== EXTRACTED RECORDS ==

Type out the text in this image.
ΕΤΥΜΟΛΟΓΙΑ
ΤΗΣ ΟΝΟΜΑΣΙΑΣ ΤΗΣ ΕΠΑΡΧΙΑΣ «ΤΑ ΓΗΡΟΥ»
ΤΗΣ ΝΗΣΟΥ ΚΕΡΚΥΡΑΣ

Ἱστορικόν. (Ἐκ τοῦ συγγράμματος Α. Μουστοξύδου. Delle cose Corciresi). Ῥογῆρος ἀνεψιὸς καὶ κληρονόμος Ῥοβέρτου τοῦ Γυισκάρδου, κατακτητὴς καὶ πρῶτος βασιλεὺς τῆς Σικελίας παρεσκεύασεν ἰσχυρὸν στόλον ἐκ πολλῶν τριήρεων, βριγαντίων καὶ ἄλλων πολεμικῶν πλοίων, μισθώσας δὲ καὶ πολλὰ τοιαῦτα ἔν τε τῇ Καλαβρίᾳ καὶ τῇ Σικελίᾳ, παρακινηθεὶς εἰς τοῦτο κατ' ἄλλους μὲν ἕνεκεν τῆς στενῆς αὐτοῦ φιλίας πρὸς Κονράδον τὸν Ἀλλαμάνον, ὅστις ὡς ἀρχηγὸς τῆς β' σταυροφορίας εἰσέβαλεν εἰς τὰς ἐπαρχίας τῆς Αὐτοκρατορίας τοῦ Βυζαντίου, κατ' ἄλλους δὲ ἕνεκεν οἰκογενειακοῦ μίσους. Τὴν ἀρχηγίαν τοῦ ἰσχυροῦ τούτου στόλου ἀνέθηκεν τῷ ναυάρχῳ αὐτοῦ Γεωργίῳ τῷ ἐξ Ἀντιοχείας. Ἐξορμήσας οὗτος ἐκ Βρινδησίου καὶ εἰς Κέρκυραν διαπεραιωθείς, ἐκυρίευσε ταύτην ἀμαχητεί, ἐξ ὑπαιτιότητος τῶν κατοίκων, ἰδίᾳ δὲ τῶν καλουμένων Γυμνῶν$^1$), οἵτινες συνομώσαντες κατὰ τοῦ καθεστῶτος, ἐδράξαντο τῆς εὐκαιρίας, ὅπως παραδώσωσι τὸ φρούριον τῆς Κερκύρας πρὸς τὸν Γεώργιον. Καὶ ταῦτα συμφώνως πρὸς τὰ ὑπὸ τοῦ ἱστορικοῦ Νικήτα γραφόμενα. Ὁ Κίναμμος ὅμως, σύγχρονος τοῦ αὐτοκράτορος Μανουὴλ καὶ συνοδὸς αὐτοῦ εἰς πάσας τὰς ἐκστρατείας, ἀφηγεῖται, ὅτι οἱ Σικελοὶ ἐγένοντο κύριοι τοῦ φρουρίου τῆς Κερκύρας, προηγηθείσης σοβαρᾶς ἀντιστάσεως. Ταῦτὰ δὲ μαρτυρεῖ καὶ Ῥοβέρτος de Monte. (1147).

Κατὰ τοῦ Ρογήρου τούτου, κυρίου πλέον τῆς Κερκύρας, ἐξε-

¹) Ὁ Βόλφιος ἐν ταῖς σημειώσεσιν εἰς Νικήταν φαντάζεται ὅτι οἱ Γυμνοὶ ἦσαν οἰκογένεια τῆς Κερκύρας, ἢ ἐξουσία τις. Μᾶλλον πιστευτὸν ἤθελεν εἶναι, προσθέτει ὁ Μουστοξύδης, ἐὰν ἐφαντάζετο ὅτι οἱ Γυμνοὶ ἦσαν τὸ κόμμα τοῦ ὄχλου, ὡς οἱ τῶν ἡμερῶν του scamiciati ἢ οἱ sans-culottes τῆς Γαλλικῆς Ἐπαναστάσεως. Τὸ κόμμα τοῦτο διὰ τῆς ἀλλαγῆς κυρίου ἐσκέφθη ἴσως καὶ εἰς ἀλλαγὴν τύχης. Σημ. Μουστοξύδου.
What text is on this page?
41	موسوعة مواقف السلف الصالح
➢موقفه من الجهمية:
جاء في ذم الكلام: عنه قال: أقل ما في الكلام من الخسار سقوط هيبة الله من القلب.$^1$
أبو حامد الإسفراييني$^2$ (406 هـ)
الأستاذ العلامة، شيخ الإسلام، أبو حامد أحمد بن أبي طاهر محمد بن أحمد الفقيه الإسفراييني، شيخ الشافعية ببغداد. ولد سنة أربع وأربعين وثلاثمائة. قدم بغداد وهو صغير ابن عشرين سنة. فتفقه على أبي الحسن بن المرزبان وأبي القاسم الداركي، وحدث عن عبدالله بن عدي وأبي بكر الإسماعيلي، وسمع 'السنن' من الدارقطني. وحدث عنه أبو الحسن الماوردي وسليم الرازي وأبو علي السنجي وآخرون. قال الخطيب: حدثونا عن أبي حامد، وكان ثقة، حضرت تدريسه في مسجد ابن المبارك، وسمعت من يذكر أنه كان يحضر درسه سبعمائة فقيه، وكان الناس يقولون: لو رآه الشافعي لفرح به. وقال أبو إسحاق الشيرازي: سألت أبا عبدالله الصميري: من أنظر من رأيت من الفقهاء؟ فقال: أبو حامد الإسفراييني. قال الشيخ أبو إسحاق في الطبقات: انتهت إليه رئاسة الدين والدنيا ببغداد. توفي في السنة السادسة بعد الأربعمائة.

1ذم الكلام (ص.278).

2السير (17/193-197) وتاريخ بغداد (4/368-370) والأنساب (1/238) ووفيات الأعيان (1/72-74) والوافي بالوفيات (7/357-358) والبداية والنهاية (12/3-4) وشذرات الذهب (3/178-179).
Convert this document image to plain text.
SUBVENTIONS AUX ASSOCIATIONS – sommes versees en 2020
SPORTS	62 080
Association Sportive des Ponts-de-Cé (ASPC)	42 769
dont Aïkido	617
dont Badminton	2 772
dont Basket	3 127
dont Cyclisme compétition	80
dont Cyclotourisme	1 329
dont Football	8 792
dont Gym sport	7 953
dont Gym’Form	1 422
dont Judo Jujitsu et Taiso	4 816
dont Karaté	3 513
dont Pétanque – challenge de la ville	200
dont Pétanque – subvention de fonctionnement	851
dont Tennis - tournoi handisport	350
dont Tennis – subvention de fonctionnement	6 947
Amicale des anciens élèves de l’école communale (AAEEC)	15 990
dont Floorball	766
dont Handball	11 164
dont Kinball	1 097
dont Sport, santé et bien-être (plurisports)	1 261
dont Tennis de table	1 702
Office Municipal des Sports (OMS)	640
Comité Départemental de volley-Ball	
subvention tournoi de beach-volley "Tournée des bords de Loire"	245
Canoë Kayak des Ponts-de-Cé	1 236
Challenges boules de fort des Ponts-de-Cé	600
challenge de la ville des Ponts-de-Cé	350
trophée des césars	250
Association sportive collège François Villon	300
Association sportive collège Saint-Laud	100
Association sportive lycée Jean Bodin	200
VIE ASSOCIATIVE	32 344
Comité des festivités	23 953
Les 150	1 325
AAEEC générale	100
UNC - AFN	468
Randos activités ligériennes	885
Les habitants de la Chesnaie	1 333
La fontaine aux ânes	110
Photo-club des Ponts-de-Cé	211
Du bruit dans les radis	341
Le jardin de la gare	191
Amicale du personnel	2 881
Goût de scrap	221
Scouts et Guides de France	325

===

> _WHAT YOU WILL DO_:
Please repeat the listing exactly, with nothing left out.

> _SOLUTION TO THIS PROBLEM_:
Type out the text in this image.
ΕΤΥΜΟΛΟΓΙΑ
ΤΗΣ ΟΝΟΜΑΣΙΑΣ ΤΗΣ ΕΠΑΡΧΙΑΣ «ΤΑ ΓΗΡΟΥ»
ΤΗΣ ΝΗΣΟΥ ΚΕΡΚΥΡΑΣ

Ἱστορικόν. (Ἐκ τοῦ συγγράμματος Α. Μουστοξύδου. Delle cose Corciresi). Ῥογῆρος ἀνεψιὸς καὶ κληρονόμος Ῥοβέρτου τοῦ Γυισκάρδου, κατακτητὴς καὶ πρῶτος βασιλεὺς τῆς Σικελίας παρεσκεύασεν ἰσχυρὸν στόλον ἐκ πολλῶν τριήρεων, βριγαντίων καὶ ἄλλων πολεμικῶν πλοίων, μισθώσας δὲ καὶ πολλὰ τοιαῦτα ἔν τε τῇ Καλαβρίᾳ καὶ τῇ Σικελίᾳ, παρακινηθεὶς εἰς τοῦτο κατ' ἄλλους μὲν ἕνεκεν τῆς στενῆς αὐτοῦ φιλίας πρὸς Κονράδον τὸν Ἀλλαμάνον, ὅστις ὡς ἀρχηγὸς τῆς β' σταυροφορίας εἰσέβαλεν εἰς τὰς ἐπαρχίας τῆς Αὐτοκρατορίας τοῦ Βυζαντίου, κατ' ἄλλους δὲ ἕνεκεν οἰκογενειακοῦ μίσους. Τὴν ἀρχηγίαν τοῦ ἰσχυροῦ τούτου στόλου ἀνέθηκεν τῷ ναυάρχῳ αὐτοῦ Γεωργίῳ τῷ ἐξ Ἀντιοχείας. Ἐξορμήσας οὗτος ἐκ Βρινδησίου καὶ εἰς Κέρκυραν διαπεραιωθείς, ἐκυρίευσε ταύτην ἀμαχητεί, ἐξ ὑπαιτιότητος τῶν κατοίκων, ἰδίᾳ δὲ τῶν καλουμένων Γυμνῶν$^1$), οἵτινες συνομώσαντες κατὰ τοῦ καθεστῶτος, ἐδράξαντο τῆς εὐκαιρίας, ὅπως παραδώσωσι τὸ φρούριον τῆς Κερκύρας πρὸς τὸν Γεώργιον. Καὶ ταῦτα συμφώνως πρὸς τὰ ὑπὸ τοῦ ἱστορικοῦ Νικήτα γραφόμενα. Ὁ Κίναμμος ὅμως, σύγχρονος τοῦ αὐτοκράτορος Μανουὴλ καὶ συνοδὸς αὐτοῦ εἰς πάσας τὰς ἐκστρατείας, ἀφηγεῖται, ὅτι οἱ Σικελοὶ ἐγένοντο κύριοι τοῦ φρουρίου τῆς Κερκύρας, προηγηθείσης σοβαρᾶς ἀντιστάσεως. Ταῦτὰ δὲ μαρτυρεῖ καὶ Ῥοβέρτος de Monte. (1147).

Κατὰ τοῦ Ρογήρου τούτου, κυρίου πλέον τῆς Κερκύρας, ἐξε-

¹) Ὁ Βόλφιος ἐν ταῖς σημειώσεσιν εἰς Νικήταν φαντάζεται ὅτι οἱ Γυμνοὶ ἦσαν οἰκογένεια τῆς Κερκύρας, ἢ ἐξουσία τις. Μᾶλλον πιστευτὸν ἤθελεν εἶναι, προσθέτει ὁ Μουστοξύδης, ἐὰν ἐφαντάζετο ὅτι οἱ Γυμνοὶ ἦσαν τὸ κόμμα τοῦ ὄχλου, ὡς οἱ τῶν ἡμερῶν του scamiciati ἢ οἱ sans-culottes τῆς Γαλλικῆς Ἐπαναστάσεως. Τὸ κόμμα τοῦτο διὰ τῆς ἀλλαγῆς κυρίου ἐσκέφθη ἴσως καὶ εἰς ἀλλαγὴν τύχης. Σημ. Μουστοξύδου.
What text is on this page?
41	موسوعة مواقف السلف الصالح
➢موقفه من الجهمية:
جاء في ذم الكلام: عنه قال: أقل ما في الكلام من الخسار سقوط هيبة الله من القلب.$^1$
أبو حامد الإسفراييني$^2$ (406 هـ)
الأستاذ العلامة، شيخ الإسلام، أبو حامد أحمد بن أبي طاهر محمد بن أحمد الفقيه الإسفراييني، شيخ الشافعية ببغداد. ولد سنة أربع وأربعين وثلاثمائة. قدم بغداد وهو صغير ابن عشرين سنة. فتفقه على أبي الحسن بن المرزبان وأبي القاسم الداركي، وحدث عن عبدالله بن عدي وأبي بكر الإسماعيلي، وسمع 'السنن' من الدارقطني. وحدث عنه أبو الحسن الماوردي وسليم الرازي وأبو علي السنجي وآخرون. قال الخطيب: حدثونا عن أبي حامد، وكان ثقة، حضرت تدريسه في مسجد ابن المبارك، وسمعت من يذكر أنه كان يحضر درسه سبعمائة فقيه، وكان الناس يقولون: لو رآه الشافعي لفرح به. وقال أبو إسحاق الشيرازي: سألت أبا عبدالله الصميري: من أنظر من رأيت من الفقهاء؟ فقال: أبو حامد الإسفراييني. قال الشيخ أبو إسحاق في الطبقات: انتهت إليه رئاسة الدين والدنيا ببغداد. توفي في السنة السادسة بعد الأربعمائة.

1ذم الكلام (ص.278).

2السير (17/193-197) وتاريخ بغداد (4/368-370) والأنساب (1/238) ووفيات الأعيان (1/72-74) والوافي بالوفيات (7/357-358) والبداية والنهاية (12/3-4) وشذرات الذهب (3/178-179).
Convert this document image to plain text.
SUBVENTIONS AUX ASSOCIATIONS – sommes versees en 2020
SPORTS	62 080
Association Sportive des Ponts-de-Cé (ASPC)	42 769
dont Aïkido	617
dont Badminton	2 772
dont Basket	3 127
dont Cyclisme compétition	80
dont Cyclotourisme	1 329
dont Football	8 792
dont Gym sport	7 953
dont Gym’Form	1 422
dont Judo Jujitsu et Taiso	4 816
dont Karaté	3 513
dont Pétanque – challenge de la ville	200
dont Pétanque – subvention de fonctionnement	851
dont Tennis - tournoi handisport	350
dont Tennis – subvention de fonctionnement	6 947
Amicale des anciens élèves de l’école communale (AAEEC)	15 990
dont Floorball	766
dont Handball	11 164
dont Kinball	1 097
dont Sport, santé et bien-être (plurisports)	1 261
dont Tennis de table	1 702
Office Municipal des Sports (OMS)	640
Comité Départemental de volley-Ball	
subvention tournoi de beach-volley "Tournée des bords de Loire"	245
Canoë Kayak des Ponts-de-Cé	1 236
Challenges boules de fort des Ponts-de-Cé	600
challenge de la ville des Ponts-de-Cé	350
trophée des césars	250
Association sportive collège François Villon	300
Association sportive collège Saint-Laud	100
Association sportive lycée Jean Bodin	200
VIE ASSOCIATIVE	32 344
Comité des festivités	23 953
Les 150	1 325
AAEEC générale	100
UNC - AFN	468
Randos activités ligériennes	885
Les habitants de la Chesnaie	1 333
La fontaine aux ânes	110
Photo-club des Ponts-de-Cé	211
Du bruit dans les radis	341
Le jardin de la gare	191
Amicale du personnel	2 881
Goût de scrap	221
Scouts et Guides de France	325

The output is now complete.